• Goal: Leave out the pictures; transcribe all else exactly.

** START **

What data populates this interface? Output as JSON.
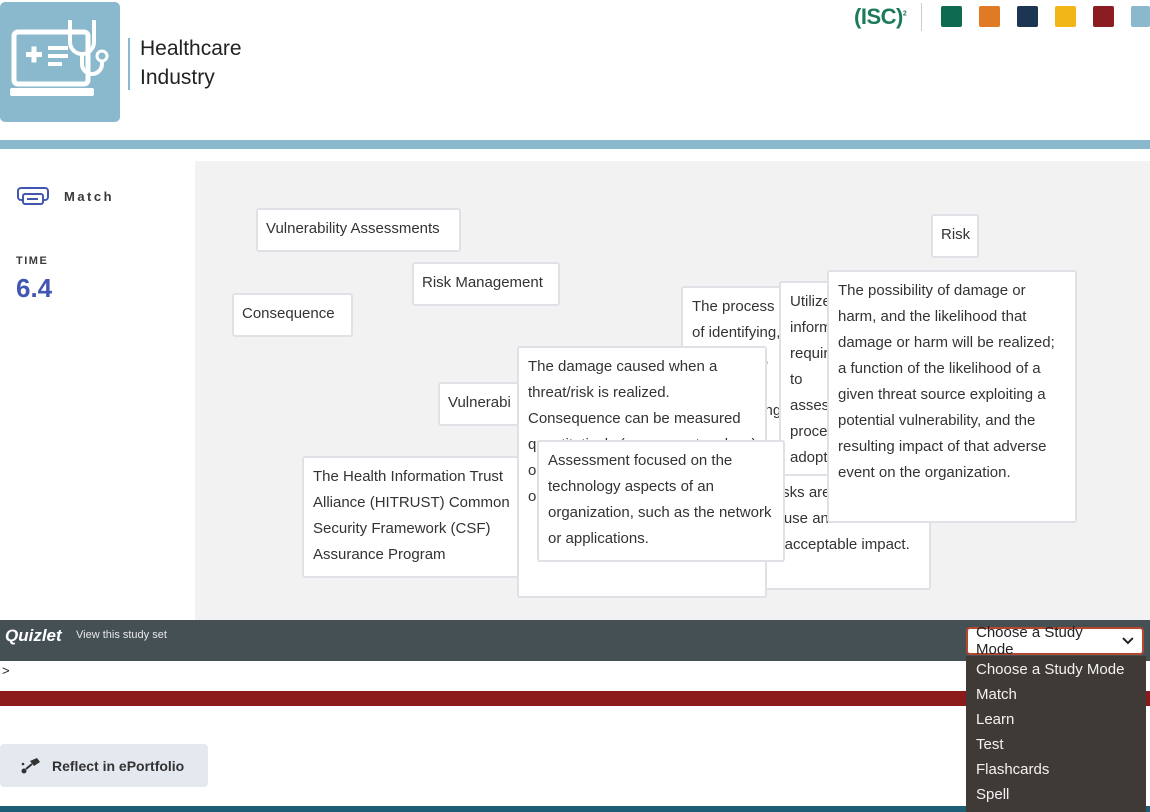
{
  "header": {
    "title_line1": "Healthcare",
    "title_line2": "Industry",
    "isc_logo": "(ISC)",
    "isc_sup": "2",
    "swatches": [
      "#0e6b4f",
      "#e07a25",
      "#1c3553",
      "#f2b618",
      "#8b1c22",
      "#8ab8cc"
    ]
  },
  "match": {
    "mode_label": "Match",
    "time_label": "TIME",
    "time_value": "6.4"
  },
  "cards": {
    "vulnerability_assessments": "Vulnerability Assessments",
    "risk": "Risk",
    "risk_management": "Risk Management",
    "consequence": "Consequence",
    "vulnerability_partial": "Vulnerabi",
    "hitrust": "The Health Information Trust Alliance (HITRUST) Common Security Framework (CSF) Assurance Program",
    "process_def": "The process of identifying, developing, and implementing",
    "utilize_def": "Utilize information required to assess processes adopted by organizations",
    "risk_def": "The possibility of damage or harm, and the likelihood that damage or harm will be realized; a function of the likelihood of a given threat source exploiting a potential vulnerability, and the resulting impact of that adverse event on the organization.",
    "consequence_def": "The damage caused when a threat/risk is realized. Consequence can be measured quantitatively (e.g., monetary loss) or qualitatively (e.g., loss of the organizations' reputation).",
    "assessment_def": "Assessment focused on the technology aspects of an organization, such as the network or applications.",
    "risks_def": "Risks are expected to cause an unacceptable impact."
  },
  "quizlet": {
    "brand": "Quizlet",
    "link": "View this study set",
    "select_value": "Choose a Study Mode",
    "options": [
      "Choose a Study Mode",
      "Match",
      "Learn",
      "Test",
      "Flashcards",
      "Spell"
    ]
  },
  "page": {
    "gt": ">",
    "reflect_label": "Reflect in ePortfolio"
  }
}
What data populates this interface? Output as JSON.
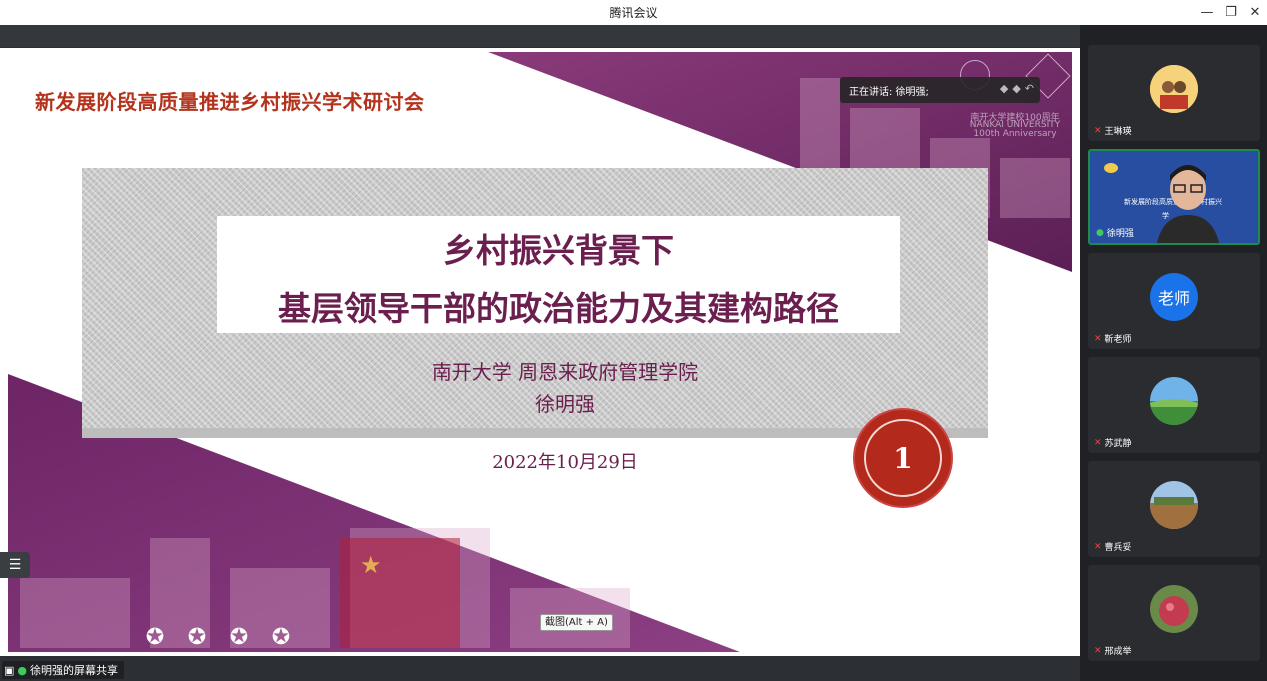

** END **

• Response for this exercise:
What data populates this interface? Output as JSON.
{
  "header": {
    "title_line1": "Healthcare",
    "title_line2": "Industry",
    "isc_logo": "(ISC)",
    "isc_sup": "2",
    "swatches": [
      "#0e6b4f",
      "#e07a25",
      "#1c3553",
      "#f2b618",
      "#8b1c22",
      "#8ab8cc"
    ]
  },
  "match": {
    "mode_label": "Match",
    "time_label": "TIME",
    "time_value": "6.4"
  },
  "cards": {
    "vulnerability_assessments": "Vulnerability Assessments",
    "risk": "Risk",
    "risk_management": "Risk Management",
    "consequence": "Consequence",
    "vulnerability_partial": "Vulnerabi",
    "hitrust": "The Health Information Trust Alliance (HITRUST) Common Security Framework (CSF) Assurance Program",
    "process_def": "The process of identifying, developing, and implementing",
    "utilize_def": "Utilize information required to assess processes adopted by organizations",
    "risk_def": "The possibility of damage or harm, and the likelihood that damage or harm will be realized; a function of the likelihood of a given threat source exploiting a potential vulnerability, and the resulting impact of that adverse event on the organization.",
    "consequence_def": "The damage caused when a threat/risk is realized. Consequence can be measured quantitatively (e.g., monetary loss) or qualitatively (e.g., loss of the organizations' reputation).",
    "assessment_def": "Assessment focused on the technology aspects of an organization, such as the network or applications.",
    "risks_def": "Risks are expected to cause an unacceptable impact."
  },
  "quizlet": {
    "brand": "Quizlet",
    "link": "View this study set",
    "select_value": "Choose a Study Mode",
    "options": [
      "Choose a Study Mode",
      "Match",
      "Learn",
      "Test",
      "Flashcards",
      "Spell"
    ]
  },
  "page": {
    "gt": ">",
    "reflect_label": "Reflect in ePortfolio"
  }
}
What data populates this interface? Output as JSON.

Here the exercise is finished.